RECORDS TO PROCESS –
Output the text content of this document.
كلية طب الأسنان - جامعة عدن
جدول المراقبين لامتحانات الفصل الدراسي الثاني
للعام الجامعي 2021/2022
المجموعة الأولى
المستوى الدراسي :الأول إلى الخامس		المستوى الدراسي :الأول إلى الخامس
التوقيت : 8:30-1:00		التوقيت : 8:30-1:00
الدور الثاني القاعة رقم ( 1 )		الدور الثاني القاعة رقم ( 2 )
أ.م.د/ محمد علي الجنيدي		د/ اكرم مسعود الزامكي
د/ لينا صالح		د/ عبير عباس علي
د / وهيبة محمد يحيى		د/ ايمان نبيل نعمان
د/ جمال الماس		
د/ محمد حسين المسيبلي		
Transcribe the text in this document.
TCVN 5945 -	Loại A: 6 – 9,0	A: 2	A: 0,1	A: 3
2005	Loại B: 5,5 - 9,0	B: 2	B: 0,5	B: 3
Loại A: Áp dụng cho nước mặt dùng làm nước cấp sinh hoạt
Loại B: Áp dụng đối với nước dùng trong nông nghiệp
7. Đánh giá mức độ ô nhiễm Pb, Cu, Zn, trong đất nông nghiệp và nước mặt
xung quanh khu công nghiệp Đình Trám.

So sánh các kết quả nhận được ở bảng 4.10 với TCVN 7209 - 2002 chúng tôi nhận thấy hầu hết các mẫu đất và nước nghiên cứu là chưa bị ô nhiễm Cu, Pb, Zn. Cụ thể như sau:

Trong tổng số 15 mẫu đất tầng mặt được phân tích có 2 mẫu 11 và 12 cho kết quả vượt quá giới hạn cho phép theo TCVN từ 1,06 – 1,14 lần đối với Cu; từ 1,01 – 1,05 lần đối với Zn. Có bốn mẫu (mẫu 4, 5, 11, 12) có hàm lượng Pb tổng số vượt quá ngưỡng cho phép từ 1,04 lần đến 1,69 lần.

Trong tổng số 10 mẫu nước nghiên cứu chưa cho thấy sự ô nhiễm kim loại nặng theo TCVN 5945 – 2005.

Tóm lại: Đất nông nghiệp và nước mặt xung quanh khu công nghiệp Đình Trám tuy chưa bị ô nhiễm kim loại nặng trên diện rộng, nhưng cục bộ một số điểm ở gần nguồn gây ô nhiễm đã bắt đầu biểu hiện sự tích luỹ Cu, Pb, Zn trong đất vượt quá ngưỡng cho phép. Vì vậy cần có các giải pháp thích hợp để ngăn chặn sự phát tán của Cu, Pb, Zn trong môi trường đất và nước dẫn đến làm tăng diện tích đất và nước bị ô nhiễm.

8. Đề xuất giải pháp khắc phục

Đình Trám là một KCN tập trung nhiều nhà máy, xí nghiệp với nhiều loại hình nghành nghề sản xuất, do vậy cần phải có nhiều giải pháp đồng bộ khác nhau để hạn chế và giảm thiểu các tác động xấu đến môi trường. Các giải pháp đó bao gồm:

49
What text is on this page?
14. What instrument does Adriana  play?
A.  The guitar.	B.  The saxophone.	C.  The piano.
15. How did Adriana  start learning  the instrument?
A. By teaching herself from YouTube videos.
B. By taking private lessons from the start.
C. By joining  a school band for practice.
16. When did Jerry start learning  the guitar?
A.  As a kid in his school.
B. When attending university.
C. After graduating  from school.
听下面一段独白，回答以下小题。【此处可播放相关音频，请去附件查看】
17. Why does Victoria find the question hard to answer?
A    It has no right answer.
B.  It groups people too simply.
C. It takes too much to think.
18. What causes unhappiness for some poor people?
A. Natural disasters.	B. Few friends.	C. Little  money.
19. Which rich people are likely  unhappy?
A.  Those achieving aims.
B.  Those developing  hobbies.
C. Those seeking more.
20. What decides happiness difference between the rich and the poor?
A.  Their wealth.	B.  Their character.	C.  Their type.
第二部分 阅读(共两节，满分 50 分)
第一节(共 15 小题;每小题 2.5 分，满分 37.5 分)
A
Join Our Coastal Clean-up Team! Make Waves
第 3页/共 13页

WHAT THE TASK REQUIRES –
Produce a verbatim transcription of the entries above.

EXERCISE RESPONSE –
Output the text content of this document.
كلية طب الأسنان - جامعة عدن
جدول المراقبين لامتحانات الفصل الدراسي الثاني
للعام الجامعي 2021/2022
المجموعة الأولى
المستوى الدراسي :الأول إلى الخامس		المستوى الدراسي :الأول إلى الخامس
التوقيت : 8:30-1:00		التوقيت : 8:30-1:00
الدور الثاني القاعة رقم ( 1 )		الدور الثاني القاعة رقم ( 2 )
أ.م.د/ محمد علي الجنيدي		د/ اكرم مسعود الزامكي
د/ لينا صالح		د/ عبير عباس علي
د / وهيبة محمد يحيى		د/ ايمان نبيل نعمان
د/ جمال الماس		
د/ محمد حسين المسيبلي		
Transcribe the text in this document.
TCVN 5945 -	Loại A: 6 – 9,0	A: 2	A: 0,1	A: 3
2005	Loại B: 5,5 - 9,0	B: 2	B: 0,5	B: 3
Loại A: Áp dụng cho nước mặt dùng làm nước cấp sinh hoạt
Loại B: Áp dụng đối với nước dùng trong nông nghiệp
7. Đánh giá mức độ ô nhiễm Pb, Cu, Zn, trong đất nông nghiệp và nước mặt
xung quanh khu công nghiệp Đình Trám.

So sánh các kết quả nhận được ở bảng 4.10 với TCVN 7209 - 2002 chúng tôi nhận thấy hầu hết các mẫu đất và nước nghiên cứu là chưa bị ô nhiễm Cu, Pb, Zn. Cụ thể như sau:

Trong tổng số 15 mẫu đất tầng mặt được phân tích có 2 mẫu 11 và 12 cho kết quả vượt quá giới hạn cho phép theo TCVN từ 1,06 – 1,14 lần đối với Cu; từ 1,01 – 1,05 lần đối với Zn. Có bốn mẫu (mẫu 4, 5, 11, 12) có hàm lượng Pb tổng số vượt quá ngưỡng cho phép từ 1,04 lần đến 1,69 lần.

Trong tổng số 10 mẫu nước nghiên cứu chưa cho thấy sự ô nhiễm kim loại nặng theo TCVN 5945 – 2005.

Tóm lại: Đất nông nghiệp và nước mặt xung quanh khu công nghiệp Đình Trám tuy chưa bị ô nhiễm kim loại nặng trên diện rộng, nhưng cục bộ một số điểm ở gần nguồn gây ô nhiễm đã bắt đầu biểu hiện sự tích luỹ Cu, Pb, Zn trong đất vượt quá ngưỡng cho phép. Vì vậy cần có các giải pháp thích hợp để ngăn chặn sự phát tán của Cu, Pb, Zn trong môi trường đất và nước dẫn đến làm tăng diện tích đất và nước bị ô nhiễm.

8. Đề xuất giải pháp khắc phục

Đình Trám là một KCN tập trung nhiều nhà máy, xí nghiệp với nhiều loại hình nghành nghề sản xuất, do vậy cần phải có nhiều giải pháp đồng bộ khác nhau để hạn chế và giảm thiểu các tác động xấu đến môi trường. Các giải pháp đó bao gồm:

49
What text is on this page?
14. What instrument does Adriana  play?
A.  The guitar.	B.  The saxophone.	C.  The piano.
15. How did Adriana  start learning  the instrument?
A. By teaching herself from YouTube videos.
B. By taking private lessons from the start.
C. By joining  a school band for practice.
16. When did Jerry start learning  the guitar?
A.  As a kid in his school.
B. When attending university.
C. After graduating  from school.
听下面一段独白，回答以下小题。【此处可播放相关音频，请去附件查看】
17. Why does Victoria find the question hard to answer?
A    It has no right answer.
B.  It groups people too simply.
C. It takes too much to think.
18. What causes unhappiness for some poor people?
A. Natural disasters.	B. Few friends.	C. Little  money.
19. Which rich people are likely  unhappy?
A.  Those achieving aims.
B.  Those developing  hobbies.
C. Those seeking more.
20. What decides happiness difference between the rich and the poor?
A.  Their wealth.	B.  Their character.	C.  Their type.
第二部分 阅读(共两节，满分 50 分)
第一节(共 15 小题;每小题 2.5 分，满分 37.5 分)
A
Join Our Coastal Clean-up Team! Make Waves
第 3页/共 13页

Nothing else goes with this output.